[Image region annotations]
+-------+

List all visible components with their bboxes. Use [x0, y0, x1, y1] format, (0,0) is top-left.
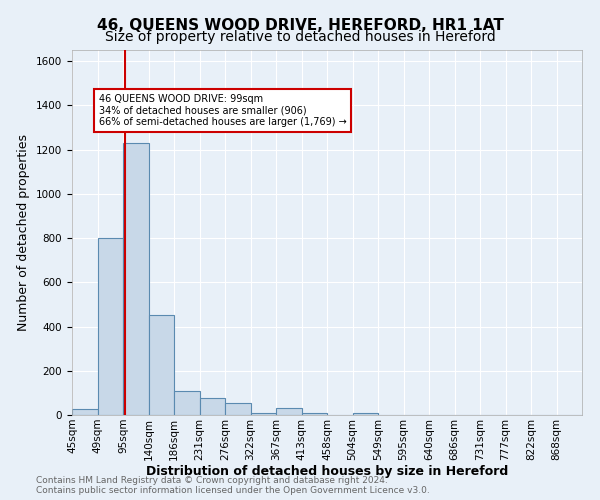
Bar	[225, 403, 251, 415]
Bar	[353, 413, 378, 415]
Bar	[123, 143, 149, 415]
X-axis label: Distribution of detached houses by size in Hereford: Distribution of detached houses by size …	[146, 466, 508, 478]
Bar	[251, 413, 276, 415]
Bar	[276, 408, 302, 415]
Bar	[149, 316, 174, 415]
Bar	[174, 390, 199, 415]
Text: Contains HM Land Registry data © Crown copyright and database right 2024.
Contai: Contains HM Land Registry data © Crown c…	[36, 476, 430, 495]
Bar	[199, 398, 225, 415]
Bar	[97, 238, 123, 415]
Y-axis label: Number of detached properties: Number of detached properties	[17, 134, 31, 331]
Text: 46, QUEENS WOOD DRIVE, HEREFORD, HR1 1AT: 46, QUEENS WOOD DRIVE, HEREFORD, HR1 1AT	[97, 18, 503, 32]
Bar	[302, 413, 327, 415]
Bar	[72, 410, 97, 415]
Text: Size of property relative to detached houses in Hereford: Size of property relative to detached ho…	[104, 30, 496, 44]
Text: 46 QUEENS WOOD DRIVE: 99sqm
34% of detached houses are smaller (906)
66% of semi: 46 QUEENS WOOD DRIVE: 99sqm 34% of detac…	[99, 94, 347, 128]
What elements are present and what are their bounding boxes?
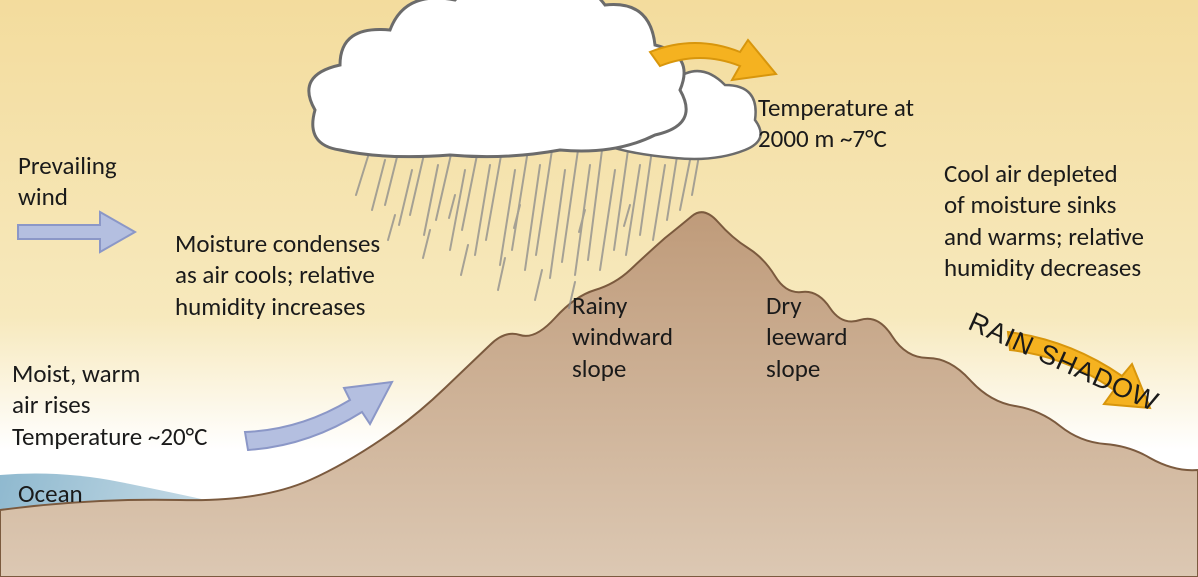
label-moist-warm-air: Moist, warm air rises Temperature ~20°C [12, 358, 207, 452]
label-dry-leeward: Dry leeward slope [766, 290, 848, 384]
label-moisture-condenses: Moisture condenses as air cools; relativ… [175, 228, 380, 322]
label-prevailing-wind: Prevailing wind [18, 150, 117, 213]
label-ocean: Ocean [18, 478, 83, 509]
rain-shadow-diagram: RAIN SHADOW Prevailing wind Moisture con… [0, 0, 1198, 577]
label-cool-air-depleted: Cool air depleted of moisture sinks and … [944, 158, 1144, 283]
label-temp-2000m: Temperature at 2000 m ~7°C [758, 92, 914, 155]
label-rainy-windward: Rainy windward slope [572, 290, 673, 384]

+-------+

◆ EXERCISE DIRECTIONS
Reproduce every line of the material above word for word, leaving out the pictures.

◆ RESPONSE TO THIS TASK
List all visible components with their bboxes. Use [x0, y0, x1, y1] format, (0,0) is top-left.
Bar	[225, 403, 251, 415]
Bar	[353, 413, 378, 415]
Bar	[123, 143, 149, 415]
X-axis label: Distribution of detached houses by size in Hereford: Distribution of detached houses by size …	[146, 466, 508, 478]
Bar	[251, 413, 276, 415]
Bar	[276, 408, 302, 415]
Bar	[149, 316, 174, 415]
Bar	[174, 390, 199, 415]
Text: Contains HM Land Registry data © Crown copyright and database right 2024.
Contai: Contains HM Land Registry data © Crown c…	[36, 476, 430, 495]
Bar	[199, 398, 225, 415]
Bar	[97, 238, 123, 415]
Y-axis label: Number of detached properties: Number of detached properties	[17, 134, 31, 331]
Text: 46, QUEENS WOOD DRIVE, HEREFORD, HR1 1AT: 46, QUEENS WOOD DRIVE, HEREFORD, HR1 1AT	[97, 18, 503, 32]
Bar	[302, 413, 327, 415]
Bar	[72, 410, 97, 415]
Text: Size of property relative to detached houses in Hereford: Size of property relative to detached ho…	[104, 30, 496, 44]
Text: 46 QUEENS WOOD DRIVE: 99sqm
34% of detached houses are smaller (906)
66% of semi: 46 QUEENS WOOD DRIVE: 99sqm 34% of detac…	[99, 94, 347, 128]
What elements are present and what are their bounding boxes?
label-moist-warm-air: Moist, warm air rises Temperature ~20°C [12, 358, 207, 452]
label-dry-leeward: Dry leeward slope [766, 290, 848, 384]
label-moisture-condenses: Moisture condenses as air cools; relativ… [175, 228, 380, 322]
label-prevailing-wind: Prevailing wind [18, 150, 117, 213]
label-ocean: Ocean [18, 478, 83, 509]
rain-shadow-diagram: RAIN SHADOW Prevailing wind Moisture con… [0, 0, 1198, 577]
label-cool-air-depleted: Cool air depleted of moisture sinks and … [944, 158, 1144, 283]
label-temp-2000m: Temperature at 2000 m ~7°C [758, 92, 914, 155]
label-rainy-windward: Rainy windward slope [572, 290, 673, 384]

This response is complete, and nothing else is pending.